begin Records for the exercise

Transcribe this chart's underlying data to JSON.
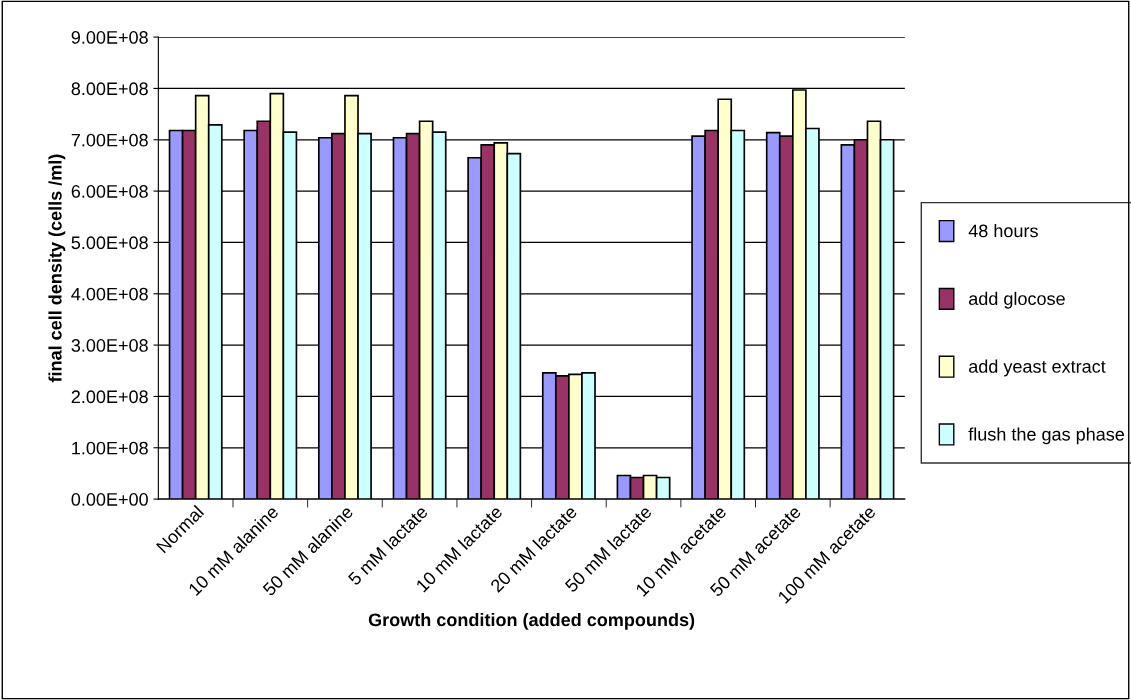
{
  "chart_data": {
    "type": "bar",
    "xlabel": "Growth condition (added compounds)",
    "ylabel": "final cell density (cells /ml)",
    "categories": [
      "Normal",
      "10 mM alanine",
      "50 mM alanine",
      "5 mM lactate",
      "10 mM lactate",
      "20 mM lactate",
      "50 mM lactate",
      "10 mM acetate",
      "50 mM acetate",
      "100 mM acetate"
    ],
    "series": [
      {
        "name": "48 hours",
        "color": "#9999ff",
        "values": [
          718000000,
          718000000,
          704000000,
          704000000,
          665000000,
          246000000,
          46000000,
          707000000,
          714000000,
          690000000
        ]
      },
      {
        "name": "add glocose",
        "color": "#993366",
        "values": [
          718000000,
          736000000,
          712000000,
          712000000,
          690000000,
          240000000,
          42000000,
          718000000,
          707000000,
          700000000
        ]
      },
      {
        "name": "add yeast extract",
        "color": "#ffffcc",
        "values": [
          786000000,
          790000000,
          786000000,
          736000000,
          694000000,
          243000000,
          46000000,
          779000000,
          797000000,
          736000000
        ]
      },
      {
        "name": "flush the gas phase",
        "color": "#ccffff",
        "values": [
          729000000,
          715000000,
          712000000,
          715000000,
          673000000,
          246000000,
          42000000,
          718000000,
          722000000,
          700000000
        ]
      }
    ],
    "ylim": [
      0,
      900000000
    ],
    "yticks": [
      {
        "value": 0,
        "label": "0.00E+00"
      },
      {
        "value": 100000000,
        "label": "1.00E+08"
      },
      {
        "value": 200000000,
        "label": "2.00E+08"
      },
      {
        "value": 300000000,
        "label": "3.00E+08"
      },
      {
        "value": 400000000,
        "label": "4.00E+08"
      },
      {
        "value": 500000000,
        "label": "5.00E+08"
      },
      {
        "value": 600000000,
        "label": "6.00E+08"
      },
      {
        "value": 700000000,
        "label": "7.00E+08"
      },
      {
        "value": 800000000,
        "label": "8.00E+08"
      },
      {
        "value": 900000000,
        "label": "9.00E+08"
      }
    ],
    "grid": "y",
    "legend": "right"
  }
}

end Records for the exercise

Would you set down the listing exactly, omitting pictures?

- Full solution
Transcribe this chart's underlying data to JSON.
{
  "chart_data": {
    "type": "bar",
    "xlabel": "Growth condition (added compounds)",
    "ylabel": "final cell density (cells /ml)",
    "categories": [
      "Normal",
      "10 mM alanine",
      "50 mM alanine",
      "5 mM lactate",
      "10 mM lactate",
      "20 mM lactate",
      "50 mM lactate",
      "10 mM acetate",
      "50 mM acetate",
      "100 mM acetate"
    ],
    "series": [
      {
        "name": "48 hours",
        "color": "#9999ff",
        "values": [
          718000000,
          718000000,
          704000000,
          704000000,
          665000000,
          246000000,
          46000000,
          707000000,
          714000000,
          690000000
        ]
      },
      {
        "name": "add glocose",
        "color": "#993366",
        "values": [
          718000000,
          736000000,
          712000000,
          712000000,
          690000000,
          240000000,
          42000000,
          718000000,
          707000000,
          700000000
        ]
      },
      {
        "name": "add yeast extract",
        "color": "#ffffcc",
        "values": [
          786000000,
          790000000,
          786000000,
          736000000,
          694000000,
          243000000,
          46000000,
          779000000,
          797000000,
          736000000
        ]
      },
      {
        "name": "flush the gas phase",
        "color": "#ccffff",
        "values": [
          729000000,
          715000000,
          712000000,
          715000000,
          673000000,
          246000000,
          42000000,
          718000000,
          722000000,
          700000000
        ]
      }
    ],
    "ylim": [
      0,
      900000000
    ],
    "yticks": [
      {
        "value": 0,
        "label": "0.00E+00"
      },
      {
        "value": 100000000,
        "label": "1.00E+08"
      },
      {
        "value": 200000000,
        "label": "2.00E+08"
      },
      {
        "value": 300000000,
        "label": "3.00E+08"
      },
      {
        "value": 400000000,
        "label": "4.00E+08"
      },
      {
        "value": 500000000,
        "label": "5.00E+08"
      },
      {
        "value": 600000000,
        "label": "6.00E+08"
      },
      {
        "value": 700000000,
        "label": "7.00E+08"
      },
      {
        "value": 800000000,
        "label": "8.00E+08"
      },
      {
        "value": 900000000,
        "label": "9.00E+08"
      }
    ],
    "grid": "y",
    "legend": "right"
  }
}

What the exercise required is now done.